Reproduce all the lines exactly as they stand, apart from the pictures.
********************
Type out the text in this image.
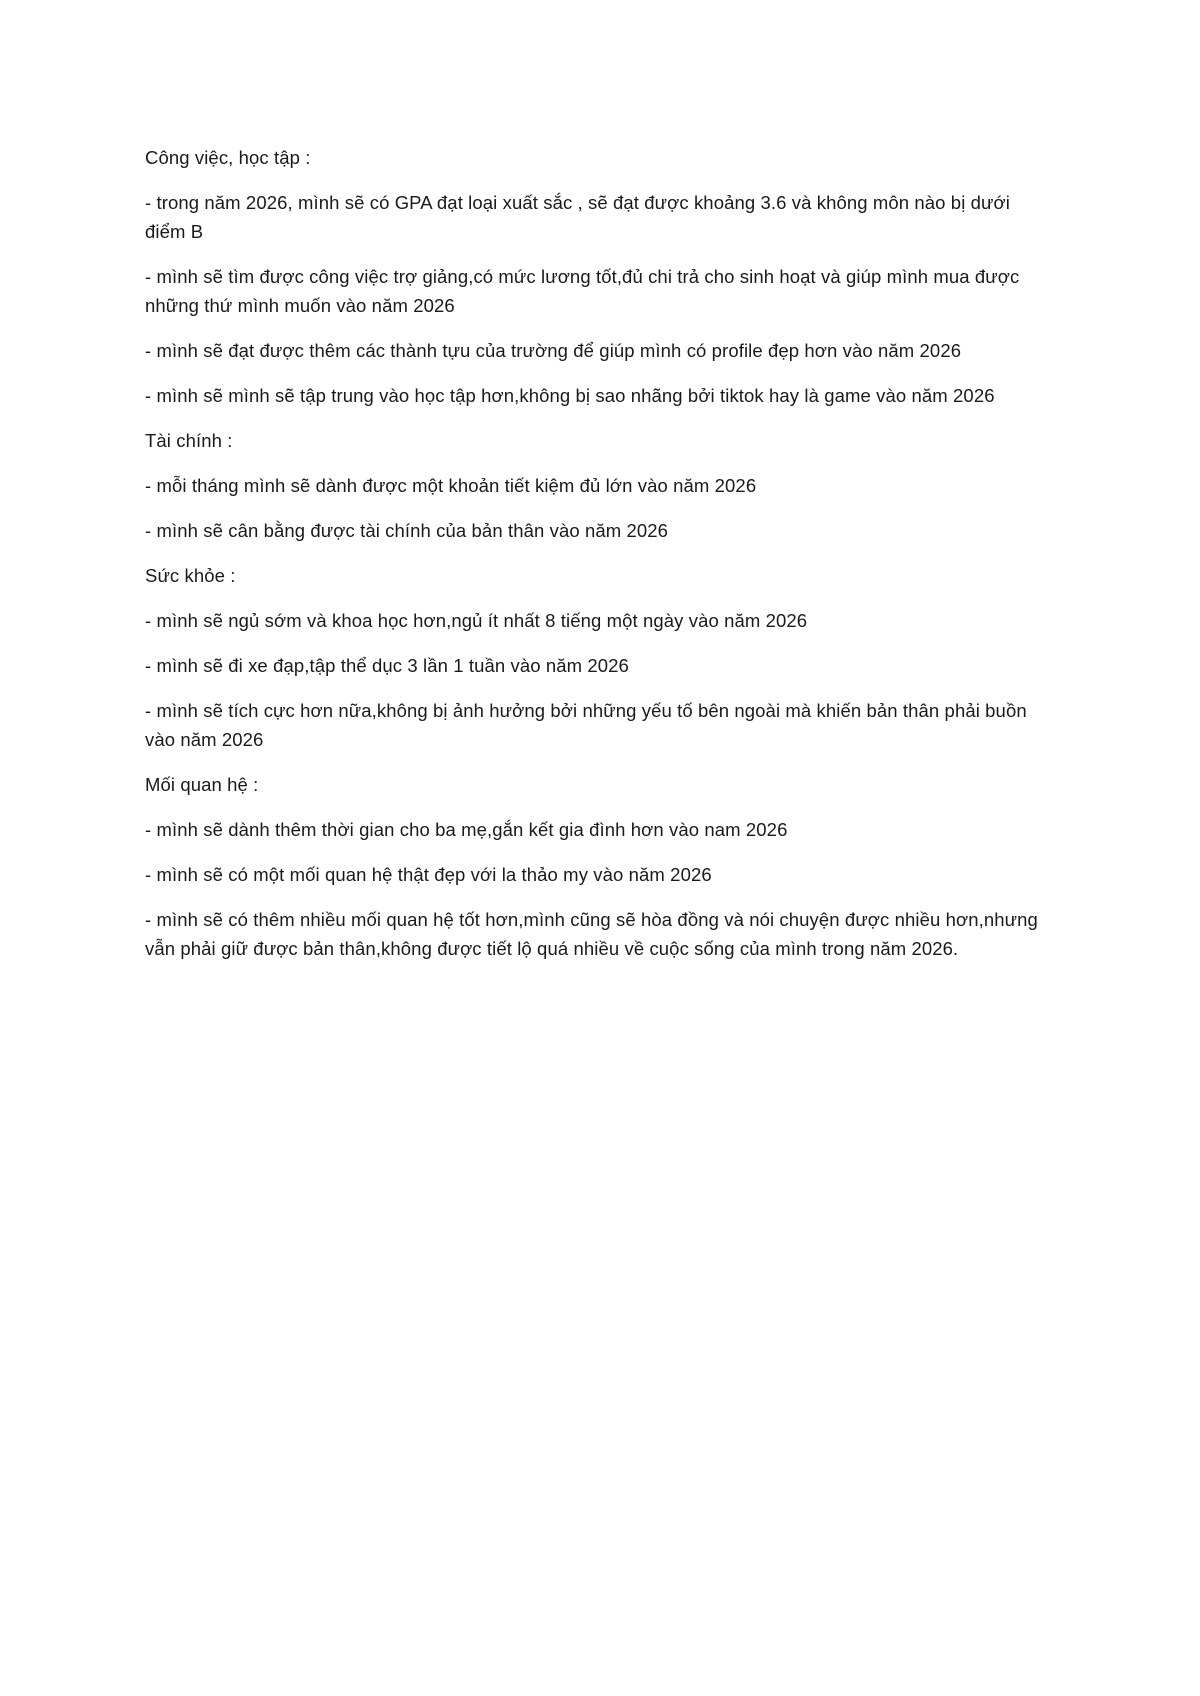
Công việc, học tập :

- trong năm 2026, mình sẽ có GPA đạt loại xuất sắc , sẽ đạt được khoảng 3.6 và không môn nào bị dưới điểm B

- mình sẽ tìm được công việc trợ giảng,có mức lương tốt,đủ chi trả cho sinh hoạt và giúp mình mua được những thứ mình muốn vào năm 2026

- mình sẽ đạt được thêm các thành tựu của trường để giúp mình có profile đẹp hơn vào năm 2026

- mình sẽ mình sẽ tập trung vào học tập hơn,không bị sao nhãng bởi tiktok hay là game vào năm 2026

Tài chính :

- mỗi tháng mình sẽ dành được một khoản tiết kiệm đủ lớn vào năm 2026

- mình sẽ cân bằng được tài chính của bản thân vào năm 2026

Sức khỏe :

- mình sẽ ngủ sớm và khoa học hơn,ngủ ít nhất 8 tiếng một ngày vào năm 2026

- mình sẽ đi xe đạp,tập thể dục 3 lần 1 tuần vào năm 2026

- mình sẽ tích cực hơn nữa,không bị ảnh hưởng bởi những yếu tố bên ngoài mà khiến bản thân phải buồn vào năm 2026

Mối quan hệ :

- mình sẽ dành thêm thời gian cho ba mẹ,gắn kết gia đình hơn vào nam 2026

- mình sẽ có một mối quan hệ thật đẹp với la thảo my vào năm 2026

- mình sẽ có thêm nhiều mối quan hệ tốt hơn,mình cũng sẽ hòa đồng và nói chuyện được nhiều hơn,nhưng vẫn phải giữ được bản thân,không được tiết lộ quá nhiều về cuộc sống của mình trong năm 2026.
********************
* Result for this exercise *
Type out the text in this image.
Công việc, học tập :

- trong năm 2026, mình sẽ có GPA đạt loại xuất sắc , sẽ đạt được khoảng 3.6 và không môn nào bị dưới điểm B

- mình sẽ tìm được công việc trợ giảng,có mức lương tốt,đủ chi trả cho sinh hoạt và giúp mình mua được những thứ mình muốn vào năm 2026

- mình sẽ đạt được thêm các thành tựu của trường để giúp mình có profile đẹp hơn vào năm 2026

- mình sẽ mình sẽ tập trung vào học tập hơn,không bị sao nhãng bởi tiktok hay là game vào năm 2026

Tài chính :

- mỗi tháng mình sẽ dành được một khoản tiết kiệm đủ lớn vào năm 2026

- mình sẽ cân bằng được tài chính của bản thân vào năm 2026

Sức khỏe :

- mình sẽ ngủ sớm và khoa học hơn,ngủ ít nhất 8 tiếng một ngày vào năm 2026

- mình sẽ đi xe đạp,tập thể dục 3 lần 1 tuần vào năm 2026

- mình sẽ tích cực hơn nữa,không bị ảnh hưởng bởi những yếu tố bên ngoài mà khiến bản thân phải buồn vào năm 2026

Mối quan hệ :

- mình sẽ dành thêm thời gian cho ba mẹ,gắn kết gia đình hơn vào nam 2026

- mình sẽ có một mối quan hệ thật đẹp với la thảo my vào năm 2026

- mình sẽ có thêm nhiều mối quan hệ tốt hơn,mình cũng sẽ hòa đồng và nói chuyện được nhiều hơn,nhưng vẫn phải giữ được bản thân,không được tiết lộ quá nhiều về cuộc sống của mình trong năm 2026.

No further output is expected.